● DIRECTION: Say how many lines in the records include the string "role", adding no other words.

Dataset items:
-- start --

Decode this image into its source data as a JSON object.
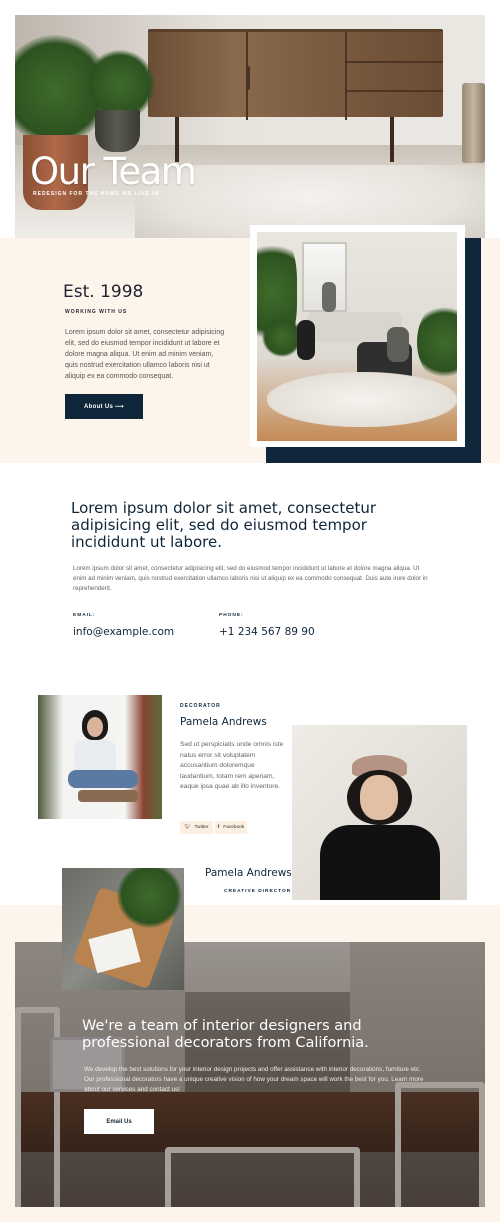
{
  "hero": {
    "title": "Our Team",
    "subtitle": "REDESIGN FOR THE HOME WE LIVE IN"
  },
  "about": {
    "heading": "Est. 1998",
    "eyebrow": "WORKING WITH US",
    "body": "Lorem ipsum dolor sit amet, consectetur adipisicing elit, sed do eiusmod tempor incididunt ut labore et dolore magna aliqua. Ut enim ad minim veniam, quis nostrud exercitation ullamco laboris nisi ut aliquip ex ea commodo consequat.",
    "button": "About Us ⟶"
  },
  "intro": {
    "heading": "Lorem ipsum dolor sit amet, consectetur adipisicing elit, sed do eiusmod tempor incididunt ut labore.",
    "body": "Lorem ipsum dolor sit amet, consectetur adipisicing elit, sed do eiusmod tempor incididunt ut labore et dolore magna aliqua. Ut enim ad minim veniam, quis nostrud exercitation ullamco laboris nisi ut aliquip ex ea commodo consequat. Duis aute irure dolor in reprehenderit.",
    "email_label": "EMAIL:",
    "email": "info@example.com",
    "phone_label": "PHONE:",
    "phone": "+1 234 567 89 90"
  },
  "team": {
    "member1": {
      "role": "DECORATOR",
      "name": "Pamela Andrews",
      "bio": "Sed ut perspiciatis unde omnis iste natus error sit voluptatem accusantium doloremque laudantium, totam rem aperiam, eaque ipsa quae ab illo inventore.",
      "twitter": "Twitter",
      "facebook": "Facebook"
    },
    "member2": {
      "name": "Pamela Andrews",
      "role": "CREATIVE DIRECTOR"
    }
  },
  "cta": {
    "heading": "We're a team of interior designers and professional decorators from California.",
    "body": "We develop the best solutions for your interior design projects and offer assistance with interior decorations, furniture etc. Our professional decorators have a unique creative vision of how your dream space will work the best for you. Learn more about our services and contact us!",
    "button": "Email Us"
  },
  "colors": {
    "navy": "#10263a",
    "cream": "#fdf5ec"
  }
}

-- end --

● ANSWER TO THIS PROBLEM: 2